_Entries_:
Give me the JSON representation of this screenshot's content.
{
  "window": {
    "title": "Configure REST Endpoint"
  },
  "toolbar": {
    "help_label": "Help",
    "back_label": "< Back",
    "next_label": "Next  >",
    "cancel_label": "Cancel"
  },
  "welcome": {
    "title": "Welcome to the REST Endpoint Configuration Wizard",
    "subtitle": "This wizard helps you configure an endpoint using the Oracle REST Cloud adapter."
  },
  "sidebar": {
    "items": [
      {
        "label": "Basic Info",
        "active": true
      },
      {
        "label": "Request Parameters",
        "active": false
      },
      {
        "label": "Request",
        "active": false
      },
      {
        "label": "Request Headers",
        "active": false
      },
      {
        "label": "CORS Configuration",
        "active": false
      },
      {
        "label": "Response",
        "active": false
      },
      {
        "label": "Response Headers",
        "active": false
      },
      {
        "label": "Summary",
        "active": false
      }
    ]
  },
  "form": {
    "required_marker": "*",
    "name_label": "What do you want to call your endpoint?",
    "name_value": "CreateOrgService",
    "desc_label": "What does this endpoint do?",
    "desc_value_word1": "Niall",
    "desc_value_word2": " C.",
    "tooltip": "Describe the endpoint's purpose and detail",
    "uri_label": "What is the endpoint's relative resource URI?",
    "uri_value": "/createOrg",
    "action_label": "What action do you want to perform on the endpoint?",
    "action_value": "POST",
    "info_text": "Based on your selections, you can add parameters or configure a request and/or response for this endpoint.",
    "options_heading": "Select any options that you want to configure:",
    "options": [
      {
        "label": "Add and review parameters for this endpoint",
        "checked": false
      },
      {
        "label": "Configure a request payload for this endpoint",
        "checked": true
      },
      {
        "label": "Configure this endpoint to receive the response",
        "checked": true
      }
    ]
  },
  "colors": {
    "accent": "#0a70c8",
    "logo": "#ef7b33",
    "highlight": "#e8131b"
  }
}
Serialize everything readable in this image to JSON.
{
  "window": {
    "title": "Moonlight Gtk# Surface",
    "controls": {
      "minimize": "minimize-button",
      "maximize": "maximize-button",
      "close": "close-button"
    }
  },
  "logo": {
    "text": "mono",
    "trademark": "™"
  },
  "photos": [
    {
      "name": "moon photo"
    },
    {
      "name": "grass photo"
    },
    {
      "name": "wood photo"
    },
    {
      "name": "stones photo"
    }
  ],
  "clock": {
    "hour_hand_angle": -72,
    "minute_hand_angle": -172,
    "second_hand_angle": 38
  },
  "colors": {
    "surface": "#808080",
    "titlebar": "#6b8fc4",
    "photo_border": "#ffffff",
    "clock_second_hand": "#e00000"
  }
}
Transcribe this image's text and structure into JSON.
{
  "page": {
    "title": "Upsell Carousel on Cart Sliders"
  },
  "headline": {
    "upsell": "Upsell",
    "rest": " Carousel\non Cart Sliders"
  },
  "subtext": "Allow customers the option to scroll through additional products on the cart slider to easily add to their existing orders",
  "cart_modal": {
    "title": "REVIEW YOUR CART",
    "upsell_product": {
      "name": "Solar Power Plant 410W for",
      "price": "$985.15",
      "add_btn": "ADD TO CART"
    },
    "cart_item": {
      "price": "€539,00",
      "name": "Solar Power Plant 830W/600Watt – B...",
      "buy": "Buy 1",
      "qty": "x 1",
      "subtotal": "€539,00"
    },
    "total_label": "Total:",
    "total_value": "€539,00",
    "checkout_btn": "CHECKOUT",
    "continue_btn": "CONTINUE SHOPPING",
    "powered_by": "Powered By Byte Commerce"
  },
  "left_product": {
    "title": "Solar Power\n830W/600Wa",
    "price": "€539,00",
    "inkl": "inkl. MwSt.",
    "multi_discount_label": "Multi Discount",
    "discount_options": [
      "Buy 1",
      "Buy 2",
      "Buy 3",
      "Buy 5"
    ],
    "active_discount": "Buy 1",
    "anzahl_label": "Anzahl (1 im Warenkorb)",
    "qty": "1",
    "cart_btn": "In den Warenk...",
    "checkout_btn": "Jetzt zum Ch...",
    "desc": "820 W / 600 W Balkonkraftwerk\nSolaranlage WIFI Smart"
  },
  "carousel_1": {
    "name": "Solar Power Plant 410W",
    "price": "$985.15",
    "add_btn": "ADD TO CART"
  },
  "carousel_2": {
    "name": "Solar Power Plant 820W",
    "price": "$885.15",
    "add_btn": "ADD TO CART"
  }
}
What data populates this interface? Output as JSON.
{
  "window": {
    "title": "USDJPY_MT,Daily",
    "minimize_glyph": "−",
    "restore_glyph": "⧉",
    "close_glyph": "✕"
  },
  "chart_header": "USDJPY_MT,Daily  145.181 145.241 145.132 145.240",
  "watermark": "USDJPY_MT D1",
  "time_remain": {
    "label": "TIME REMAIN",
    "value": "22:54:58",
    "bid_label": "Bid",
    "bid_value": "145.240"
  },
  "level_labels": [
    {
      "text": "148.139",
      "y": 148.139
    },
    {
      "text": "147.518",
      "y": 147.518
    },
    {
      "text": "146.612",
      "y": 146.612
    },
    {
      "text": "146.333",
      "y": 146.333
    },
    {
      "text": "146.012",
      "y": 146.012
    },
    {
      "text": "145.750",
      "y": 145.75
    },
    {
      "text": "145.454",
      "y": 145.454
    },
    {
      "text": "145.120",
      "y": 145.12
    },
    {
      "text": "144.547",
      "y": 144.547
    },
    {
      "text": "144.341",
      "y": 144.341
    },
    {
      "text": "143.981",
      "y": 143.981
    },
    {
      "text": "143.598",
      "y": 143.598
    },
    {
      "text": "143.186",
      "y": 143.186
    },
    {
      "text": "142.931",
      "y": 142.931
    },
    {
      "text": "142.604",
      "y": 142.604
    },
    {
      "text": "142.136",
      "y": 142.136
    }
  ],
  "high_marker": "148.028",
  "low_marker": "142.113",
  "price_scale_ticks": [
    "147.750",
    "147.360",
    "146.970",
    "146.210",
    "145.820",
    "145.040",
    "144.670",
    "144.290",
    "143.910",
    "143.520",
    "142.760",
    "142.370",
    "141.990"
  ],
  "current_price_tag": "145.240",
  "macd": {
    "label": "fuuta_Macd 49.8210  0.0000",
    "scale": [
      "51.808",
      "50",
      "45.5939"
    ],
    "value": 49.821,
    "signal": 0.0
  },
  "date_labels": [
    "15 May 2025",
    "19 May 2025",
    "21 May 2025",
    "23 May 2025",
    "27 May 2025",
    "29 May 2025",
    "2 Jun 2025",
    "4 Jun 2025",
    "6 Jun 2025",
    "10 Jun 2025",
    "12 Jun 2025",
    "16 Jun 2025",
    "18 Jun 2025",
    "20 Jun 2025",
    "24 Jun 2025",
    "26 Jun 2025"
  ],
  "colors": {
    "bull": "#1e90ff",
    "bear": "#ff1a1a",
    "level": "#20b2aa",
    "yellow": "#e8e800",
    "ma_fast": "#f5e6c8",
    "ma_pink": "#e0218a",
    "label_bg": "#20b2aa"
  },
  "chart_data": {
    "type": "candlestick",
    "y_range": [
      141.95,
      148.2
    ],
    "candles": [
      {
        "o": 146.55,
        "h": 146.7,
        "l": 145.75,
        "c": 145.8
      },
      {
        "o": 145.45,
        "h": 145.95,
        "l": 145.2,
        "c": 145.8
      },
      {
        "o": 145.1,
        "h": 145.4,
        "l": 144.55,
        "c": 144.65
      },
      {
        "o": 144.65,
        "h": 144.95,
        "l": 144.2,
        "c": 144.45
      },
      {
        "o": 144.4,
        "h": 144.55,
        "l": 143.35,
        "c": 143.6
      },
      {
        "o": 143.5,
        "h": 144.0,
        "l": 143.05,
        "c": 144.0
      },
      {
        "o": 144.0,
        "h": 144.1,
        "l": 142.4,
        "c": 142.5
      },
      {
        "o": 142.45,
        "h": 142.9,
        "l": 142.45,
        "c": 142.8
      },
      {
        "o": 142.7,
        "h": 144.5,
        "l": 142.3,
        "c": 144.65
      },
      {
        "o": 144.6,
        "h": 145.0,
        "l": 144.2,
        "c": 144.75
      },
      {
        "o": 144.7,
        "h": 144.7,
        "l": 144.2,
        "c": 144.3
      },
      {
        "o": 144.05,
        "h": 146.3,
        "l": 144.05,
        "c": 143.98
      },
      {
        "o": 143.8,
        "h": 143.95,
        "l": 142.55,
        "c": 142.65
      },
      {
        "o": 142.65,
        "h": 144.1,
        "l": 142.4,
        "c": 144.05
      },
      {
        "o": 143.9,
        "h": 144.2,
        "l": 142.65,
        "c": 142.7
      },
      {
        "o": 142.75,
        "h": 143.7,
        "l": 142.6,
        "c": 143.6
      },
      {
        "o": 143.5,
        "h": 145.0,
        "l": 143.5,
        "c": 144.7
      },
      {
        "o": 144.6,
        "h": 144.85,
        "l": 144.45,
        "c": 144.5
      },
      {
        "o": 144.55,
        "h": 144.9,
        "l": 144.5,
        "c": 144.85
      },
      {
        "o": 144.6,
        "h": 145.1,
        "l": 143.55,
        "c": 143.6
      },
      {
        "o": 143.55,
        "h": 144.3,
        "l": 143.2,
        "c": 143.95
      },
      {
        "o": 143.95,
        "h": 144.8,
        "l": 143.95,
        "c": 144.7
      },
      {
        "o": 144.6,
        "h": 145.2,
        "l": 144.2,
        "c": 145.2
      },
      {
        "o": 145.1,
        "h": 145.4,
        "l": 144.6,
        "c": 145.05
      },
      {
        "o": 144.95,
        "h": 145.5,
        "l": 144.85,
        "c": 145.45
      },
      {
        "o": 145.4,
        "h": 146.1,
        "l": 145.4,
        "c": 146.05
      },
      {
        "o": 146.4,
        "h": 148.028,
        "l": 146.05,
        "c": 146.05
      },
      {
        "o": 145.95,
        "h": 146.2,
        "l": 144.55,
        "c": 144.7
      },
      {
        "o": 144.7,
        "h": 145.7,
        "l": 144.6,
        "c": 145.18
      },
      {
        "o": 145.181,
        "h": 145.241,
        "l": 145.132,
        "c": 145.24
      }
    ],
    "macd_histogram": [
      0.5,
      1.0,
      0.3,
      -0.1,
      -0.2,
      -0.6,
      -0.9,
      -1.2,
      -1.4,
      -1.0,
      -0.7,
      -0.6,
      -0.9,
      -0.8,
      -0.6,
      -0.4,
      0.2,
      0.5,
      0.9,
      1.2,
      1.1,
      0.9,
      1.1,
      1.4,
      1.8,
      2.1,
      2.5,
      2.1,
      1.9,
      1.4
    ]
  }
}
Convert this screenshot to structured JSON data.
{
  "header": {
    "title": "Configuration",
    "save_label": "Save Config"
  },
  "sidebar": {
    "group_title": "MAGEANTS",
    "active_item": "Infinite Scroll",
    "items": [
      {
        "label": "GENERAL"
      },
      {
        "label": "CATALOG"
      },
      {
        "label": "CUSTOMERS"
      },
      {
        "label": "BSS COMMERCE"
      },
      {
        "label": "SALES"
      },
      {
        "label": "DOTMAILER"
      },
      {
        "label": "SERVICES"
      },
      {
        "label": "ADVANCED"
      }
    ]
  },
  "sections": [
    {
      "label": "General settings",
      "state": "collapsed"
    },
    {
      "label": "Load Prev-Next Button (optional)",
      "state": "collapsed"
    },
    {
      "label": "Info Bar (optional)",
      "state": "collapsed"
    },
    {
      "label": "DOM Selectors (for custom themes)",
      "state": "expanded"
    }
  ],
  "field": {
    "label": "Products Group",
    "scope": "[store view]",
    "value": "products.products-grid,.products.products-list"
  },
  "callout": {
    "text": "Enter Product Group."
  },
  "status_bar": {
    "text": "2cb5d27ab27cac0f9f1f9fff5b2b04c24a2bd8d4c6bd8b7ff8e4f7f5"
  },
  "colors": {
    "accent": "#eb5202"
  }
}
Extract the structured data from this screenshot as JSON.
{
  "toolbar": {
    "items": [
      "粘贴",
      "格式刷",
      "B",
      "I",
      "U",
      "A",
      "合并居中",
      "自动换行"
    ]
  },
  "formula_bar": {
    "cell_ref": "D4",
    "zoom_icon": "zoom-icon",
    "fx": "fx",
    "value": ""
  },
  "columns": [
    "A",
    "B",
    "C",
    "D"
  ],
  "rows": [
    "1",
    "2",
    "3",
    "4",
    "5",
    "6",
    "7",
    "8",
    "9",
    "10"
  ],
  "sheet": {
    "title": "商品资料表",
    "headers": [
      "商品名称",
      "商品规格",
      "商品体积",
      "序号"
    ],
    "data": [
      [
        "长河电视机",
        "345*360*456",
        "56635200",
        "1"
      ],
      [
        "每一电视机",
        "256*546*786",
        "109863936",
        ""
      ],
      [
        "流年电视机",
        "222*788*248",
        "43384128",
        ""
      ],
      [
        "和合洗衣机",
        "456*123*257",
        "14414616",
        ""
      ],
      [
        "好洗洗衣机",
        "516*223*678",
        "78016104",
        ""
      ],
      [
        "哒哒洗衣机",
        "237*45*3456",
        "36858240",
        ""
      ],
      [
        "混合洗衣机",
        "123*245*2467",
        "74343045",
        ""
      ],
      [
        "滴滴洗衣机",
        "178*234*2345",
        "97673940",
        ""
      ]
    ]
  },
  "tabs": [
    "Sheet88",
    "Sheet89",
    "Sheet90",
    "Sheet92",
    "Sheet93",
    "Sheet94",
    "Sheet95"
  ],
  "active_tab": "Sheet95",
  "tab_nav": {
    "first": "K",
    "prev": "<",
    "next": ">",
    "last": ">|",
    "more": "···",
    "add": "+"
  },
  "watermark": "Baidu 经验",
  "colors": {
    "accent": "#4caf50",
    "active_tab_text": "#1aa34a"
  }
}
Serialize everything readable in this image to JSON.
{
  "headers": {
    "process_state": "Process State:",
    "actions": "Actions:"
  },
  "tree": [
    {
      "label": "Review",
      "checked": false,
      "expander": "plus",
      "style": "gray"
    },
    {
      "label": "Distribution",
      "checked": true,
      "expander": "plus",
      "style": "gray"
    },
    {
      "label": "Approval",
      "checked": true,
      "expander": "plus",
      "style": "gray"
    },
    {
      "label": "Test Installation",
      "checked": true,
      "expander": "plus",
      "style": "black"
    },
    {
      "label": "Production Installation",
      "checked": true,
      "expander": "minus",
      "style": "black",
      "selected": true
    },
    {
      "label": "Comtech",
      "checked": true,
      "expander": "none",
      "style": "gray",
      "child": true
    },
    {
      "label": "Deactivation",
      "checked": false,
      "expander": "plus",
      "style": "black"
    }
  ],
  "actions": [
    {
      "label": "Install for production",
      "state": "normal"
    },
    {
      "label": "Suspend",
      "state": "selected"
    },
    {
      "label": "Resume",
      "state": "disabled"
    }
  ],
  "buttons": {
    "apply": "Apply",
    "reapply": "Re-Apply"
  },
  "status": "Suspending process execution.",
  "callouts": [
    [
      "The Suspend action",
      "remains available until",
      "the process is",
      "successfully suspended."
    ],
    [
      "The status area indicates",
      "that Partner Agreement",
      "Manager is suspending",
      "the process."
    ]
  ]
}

_Exercise brief_:
Go through the material above and count the lines that include "watermark". Give the number alone.

_Finished answer_:
2